:: DATASET RECORDS ::

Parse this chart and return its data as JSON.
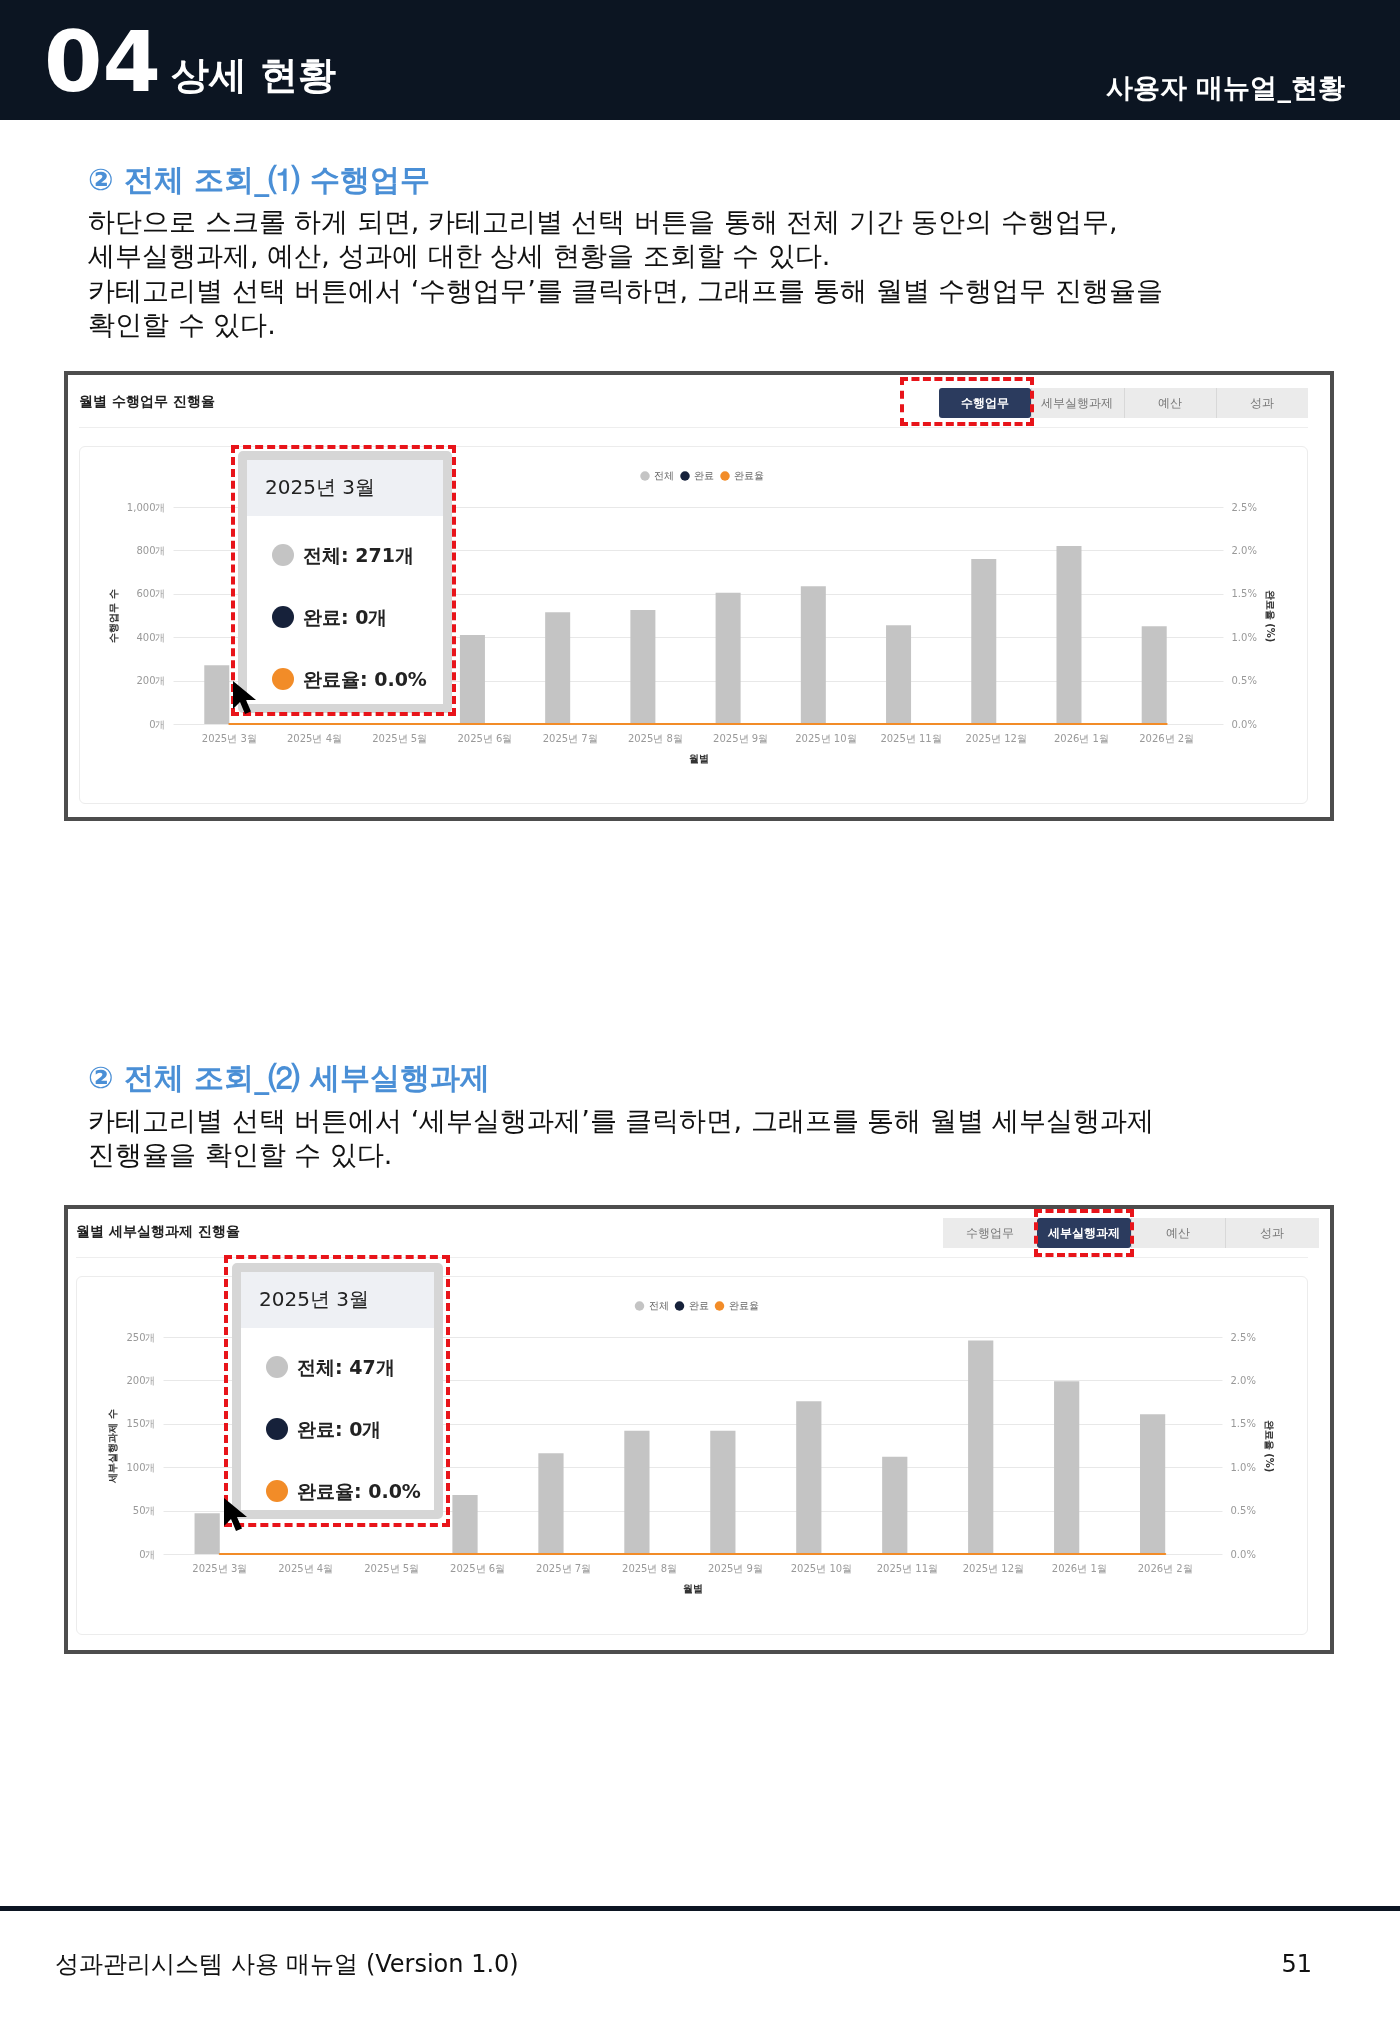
{
  "chart_data": [
    {
      "type": "bar",
      "title": "월별 수행업무 진행율",
      "xlabel": "월별",
      "ylabel": "수행업무 수",
      "y2label": "완료율 (%)",
      "categories": [
        "2025년 3월",
        "2025년 4월",
        "2025년 5월",
        "2025년 6월",
        "2025년 7월",
        "2025년 8월",
        "2025년 9월",
        "2025년 10월",
        "2025년 11월",
        "2025년 12월",
        "2026년 1월",
        "2026년 2월"
      ],
      "series": [
        {
          "name": "전체",
          "color": "#c4c4c4",
          "values": [
            271,
            null,
            null,
            410,
            515,
            525,
            605,
            635,
            455,
            760,
            820,
            450
          ]
        },
        {
          "name": "완료",
          "color": "#16213a",
          "values": [
            null,
            null,
            null,
            null,
            null,
            null,
            null,
            null,
            null,
            null,
            null,
            null
          ]
        },
        {
          "name": "완료율",
          "type": "line",
          "axis": "y2",
          "color": "#f28c28",
          "values": [
            0,
            0,
            0,
            0,
            0,
            0,
            0,
            0,
            0,
            0,
            0,
            0
          ]
        }
      ],
      "ylim": [
        0,
        1000
      ],
      "yticks": [
        {
          "value": 0,
          "label": "0개"
        },
        {
          "value": 200,
          "label": "200개"
        },
        {
          "value": 400,
          "label": "400개"
        },
        {
          "value": 600,
          "label": "600개"
        },
        {
          "value": 800,
          "label": "800개"
        },
        {
          "value": 1000,
          "label": "1,000개"
        }
      ],
      "y2lim": [
        0,
        2.5
      ],
      "y2ticks": [
        {
          "value": 0,
          "label": "0.0%"
        },
        {
          "value": 0.5,
          "label": "0.5%"
        },
        {
          "value": 1,
          "label": "1.0%"
        },
        {
          "value": 1.5,
          "label": "1.5%"
        },
        {
          "value": 2,
          "label": "2.0%"
        },
        {
          "value": 2.5,
          "label": "2.5%"
        }
      ],
      "grid": "y",
      "legend": "top",
      "annotations": [
        "04",
        "상세 현황",
        "사용자 매뉴얼_현황",
        "② 전체 조회_⑴ 수행업무",
        "하단으로 스크롤 하게 되면, 카테고리별 선택 버튼을 통해 전체 기간 동안의 수행업무,",
        "세부실행과제, 예산, 성과에 대한 상세 현황을 조회할 수 있다.",
        "카테고리별 선택 버튼에서 ‘수행업무’를 클릭하면, 그래프를 통해 월별 수행업무 진행율을",
        "확인할 수 있다.",
        "수행업무",
        "세부실행과제",
        "예산",
        "성과",
        "2025년 3월",
        "전체:  271개",
        "완료:  0개",
        "완료율:  0.0%"
      ]
    },
    {
      "type": "bar",
      "title": "월별 세부실행과제 진행율",
      "xlabel": "월별",
      "ylabel": "세부실행과제 수",
      "y2label": "완료율 (%)",
      "categories": [
        "2025년 3월",
        "2025년 4월",
        "2025년 5월",
        "2025년 6월",
        "2025년 7월",
        "2025년 8월",
        "2025년 9월",
        "2025년 10월",
        "2025년 11월",
        "2025년 12월",
        "2026년 1월",
        "2026년 2월"
      ],
      "series": [
        {
          "name": "전체",
          "color": "#c4c4c4",
          "values": [
            47,
            null,
            null,
            68,
            116,
            142,
            142,
            176,
            112,
            246,
            199,
            161
          ]
        },
        {
          "name": "완료",
          "color": "#16213a",
          "values": [
            null,
            null,
            null,
            null,
            null,
            null,
            null,
            null,
            null,
            null,
            null,
            null
          ]
        },
        {
          "name": "완료율",
          "type": "line",
          "axis": "y2",
          "color": "#f28c28",
          "values": [
            0,
            0,
            0,
            0,
            0,
            0,
            0,
            0,
            0,
            0,
            0,
            0
          ]
        }
      ],
      "ylim": [
        0,
        250
      ],
      "yticks": [
        {
          "value": 0,
          "label": "0개"
        },
        {
          "value": 50,
          "label": "50개"
        },
        {
          "value": 100,
          "label": "100개"
        },
        {
          "value": 150,
          "label": "150개"
        },
        {
          "value": 200,
          "label": "200개"
        },
        {
          "value": 250,
          "label": "250개"
        }
      ],
      "y2lim": [
        0,
        2.5
      ],
      "y2ticks": [
        {
          "value": 0,
          "label": "0.0%"
        },
        {
          "value": 0.5,
          "label": "0.5%"
        },
        {
          "value": 1,
          "label": "1.0%"
        },
        {
          "value": 1.5,
          "label": "1.5%"
        },
        {
          "value": 2,
          "label": "2.0%"
        },
        {
          "value": 2.5,
          "label": "2.5%"
        }
      ],
      "grid": "y",
      "legend": "top",
      "annotations": [
        "② 전체 조회_⑵ 세부실행과제",
        "카테고리별 선택 버튼에서 ‘세부실행과제’를 클릭하면, 그래프를 통해 월별 세부실행과제",
        "진행율을 확인할 수 있다.",
        "수행업무",
        "세부실행과제",
        "예산",
        "성과",
        "2025년 3월",
        "전체:  47개",
        "완료:  0개",
        "완료율:  0.0%",
        "성과관리시스템 사용 매뉴얼 (Version 1.0)",
        "51"
      ]
    }
  ]
}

:: YOUR TASK ::
Copy out all the data exactly; skip the pictures.

:: COMPLETED TASK ::
Parse this chart and return its data as JSON.
{
  "chart_data": [
    {
      "type": "bar",
      "title": "월별 수행업무 진행율",
      "xlabel": "월별",
      "ylabel": "수행업무 수",
      "y2label": "완료율 (%)",
      "categories": [
        "2025년 3월",
        "2025년 4월",
        "2025년 5월",
        "2025년 6월",
        "2025년 7월",
        "2025년 8월",
        "2025년 9월",
        "2025년 10월",
        "2025년 11월",
        "2025년 12월",
        "2026년 1월",
        "2026년 2월"
      ],
      "series": [
        {
          "name": "전체",
          "color": "#c4c4c4",
          "values": [
            271,
            null,
            null,
            410,
            515,
            525,
            605,
            635,
            455,
            760,
            820,
            450
          ]
        },
        {
          "name": "완료",
          "color": "#16213a",
          "values": [
            null,
            null,
            null,
            null,
            null,
            null,
            null,
            null,
            null,
            null,
            null,
            null
          ]
        },
        {
          "name": "완료율",
          "type": "line",
          "axis": "y2",
          "color": "#f28c28",
          "values": [
            0,
            0,
            0,
            0,
            0,
            0,
            0,
            0,
            0,
            0,
            0,
            0
          ]
        }
      ],
      "ylim": [
        0,
        1000
      ],
      "yticks": [
        {
          "value": 0,
          "label": "0개"
        },
        {
          "value": 200,
          "label": "200개"
        },
        {
          "value": 400,
          "label": "400개"
        },
        {
          "value": 600,
          "label": "600개"
        },
        {
          "value": 800,
          "label": "800개"
        },
        {
          "value": 1000,
          "label": "1,000개"
        }
      ],
      "y2lim": [
        0,
        2.5
      ],
      "y2ticks": [
        {
          "value": 0,
          "label": "0.0%"
        },
        {
          "value": 0.5,
          "label": "0.5%"
        },
        {
          "value": 1,
          "label": "1.0%"
        },
        {
          "value": 1.5,
          "label": "1.5%"
        },
        {
          "value": 2,
          "label": "2.0%"
        },
        {
          "value": 2.5,
          "label": "2.5%"
        }
      ],
      "grid": "y",
      "legend": "top",
      "annotations": [
        "04",
        "상세 현황",
        "사용자 매뉴얼_현황",
        "② 전체 조회_⑴ 수행업무",
        "하단으로 스크롤 하게 되면, 카테고리별 선택 버튼을 통해 전체 기간 동안의 수행업무,",
        "세부실행과제, 예산, 성과에 대한 상세 현황을 조회할 수 있다.",
        "카테고리별 선택 버튼에서 ‘수행업무’를 클릭하면, 그래프를 통해 월별 수행업무 진행율을",
        "확인할 수 있다.",
        "수행업무",
        "세부실행과제",
        "예산",
        "성과",
        "2025년 3월",
        "전체:  271개",
        "완료:  0개",
        "완료율:  0.0%"
      ]
    },
    {
      "type": "bar",
      "title": "월별 세부실행과제 진행율",
      "xlabel": "월별",
      "ylabel": "세부실행과제 수",
      "y2label": "완료율 (%)",
      "categories": [
        "2025년 3월",
        "2025년 4월",
        "2025년 5월",
        "2025년 6월",
        "2025년 7월",
        "2025년 8월",
        "2025년 9월",
        "2025년 10월",
        "2025년 11월",
        "2025년 12월",
        "2026년 1월",
        "2026년 2월"
      ],
      "series": [
        {
          "name": "전체",
          "color": "#c4c4c4",
          "values": [
            47,
            null,
            null,
            68,
            116,
            142,
            142,
            176,
            112,
            246,
            199,
            161
          ]
        },
        {
          "name": "완료",
          "color": "#16213a",
          "values": [
            null,
            null,
            null,
            null,
            null,
            null,
            null,
            null,
            null,
            null,
            null,
            null
          ]
        },
        {
          "name": "완료율",
          "type": "line",
          "axis": "y2",
          "color": "#f28c28",
          "values": [
            0,
            0,
            0,
            0,
            0,
            0,
            0,
            0,
            0,
            0,
            0,
            0
          ]
        }
      ],
      "ylim": [
        0,
        250
      ],
      "yticks": [
        {
          "value": 0,
          "label": "0개"
        },
        {
          "value": 50,
          "label": "50개"
        },
        {
          "value": 100,
          "label": "100개"
        },
        {
          "value": 150,
          "label": "150개"
        },
        {
          "value": 200,
          "label": "200개"
        },
        {
          "value": 250,
          "label": "250개"
        }
      ],
      "y2lim": [
        0,
        2.5
      ],
      "y2ticks": [
        {
          "value": 0,
          "label": "0.0%"
        },
        {
          "value": 0.5,
          "label": "0.5%"
        },
        {
          "value": 1,
          "label": "1.0%"
        },
        {
          "value": 1.5,
          "label": "1.5%"
        },
        {
          "value": 2,
          "label": "2.0%"
        },
        {
          "value": 2.5,
          "label": "2.5%"
        }
      ],
      "grid": "y",
      "legend": "top",
      "annotations": [
        "② 전체 조회_⑵ 세부실행과제",
        "카테고리별 선택 버튼에서 ‘세부실행과제’를 클릭하면, 그래프를 통해 월별 세부실행과제",
        "진행율을 확인할 수 있다.",
        "수행업무",
        "세부실행과제",
        "예산",
        "성과",
        "2025년 3월",
        "전체:  47개",
        "완료:  0개",
        "완료율:  0.0%",
        "성과관리시스템 사용 매뉴얼 (Version 1.0)",
        "51"
      ]
    }
  ]
}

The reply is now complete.